### CHALLENGE:
Skip every line before the one containing "Enumerate this chart's", then copy that line and the rest of the entries below exactly, through the last line.

### DATA EXTRACT:
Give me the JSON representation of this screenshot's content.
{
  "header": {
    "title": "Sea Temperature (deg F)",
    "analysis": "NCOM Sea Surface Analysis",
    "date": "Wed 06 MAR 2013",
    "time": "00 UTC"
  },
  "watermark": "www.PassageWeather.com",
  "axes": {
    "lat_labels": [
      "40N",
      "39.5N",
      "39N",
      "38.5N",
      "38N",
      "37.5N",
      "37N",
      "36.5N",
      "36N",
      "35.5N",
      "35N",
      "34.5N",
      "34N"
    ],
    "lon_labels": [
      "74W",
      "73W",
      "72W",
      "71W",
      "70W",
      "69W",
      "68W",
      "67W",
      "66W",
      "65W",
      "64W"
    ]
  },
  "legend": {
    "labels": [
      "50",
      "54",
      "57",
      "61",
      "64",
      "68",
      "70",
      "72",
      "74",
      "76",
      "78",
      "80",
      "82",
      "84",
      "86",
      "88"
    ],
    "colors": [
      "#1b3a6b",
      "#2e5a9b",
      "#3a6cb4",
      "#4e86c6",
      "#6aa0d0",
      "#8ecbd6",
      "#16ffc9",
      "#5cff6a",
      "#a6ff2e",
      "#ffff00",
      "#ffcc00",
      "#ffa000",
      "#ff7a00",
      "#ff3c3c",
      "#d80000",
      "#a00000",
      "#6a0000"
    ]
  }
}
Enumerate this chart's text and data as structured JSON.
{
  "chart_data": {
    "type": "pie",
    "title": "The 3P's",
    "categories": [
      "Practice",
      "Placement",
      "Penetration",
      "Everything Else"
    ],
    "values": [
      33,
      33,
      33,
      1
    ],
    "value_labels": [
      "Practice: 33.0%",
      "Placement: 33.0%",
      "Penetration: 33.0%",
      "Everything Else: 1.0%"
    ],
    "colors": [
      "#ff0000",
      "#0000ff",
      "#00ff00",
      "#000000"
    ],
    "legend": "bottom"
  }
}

### FINAL RESULT:
Enumerate this chart's text and data as structured JSON.
{
  "chart_data": {
    "type": "pie",
    "title": "The 3P's",
    "categories": [
      "Practice",
      "Placement",
      "Penetration",
      "Everything Else"
    ],
    "values": [
      33,
      33,
      33,
      1
    ],
    "value_labels": [
      "Practice: 33.0%",
      "Placement: 33.0%",
      "Penetration: 33.0%",
      "Everything Else: 1.0%"
    ],
    "colors": [
      "#ff0000",
      "#0000ff",
      "#00ff00",
      "#000000"
    ],
    "legend": "bottom"
  }
}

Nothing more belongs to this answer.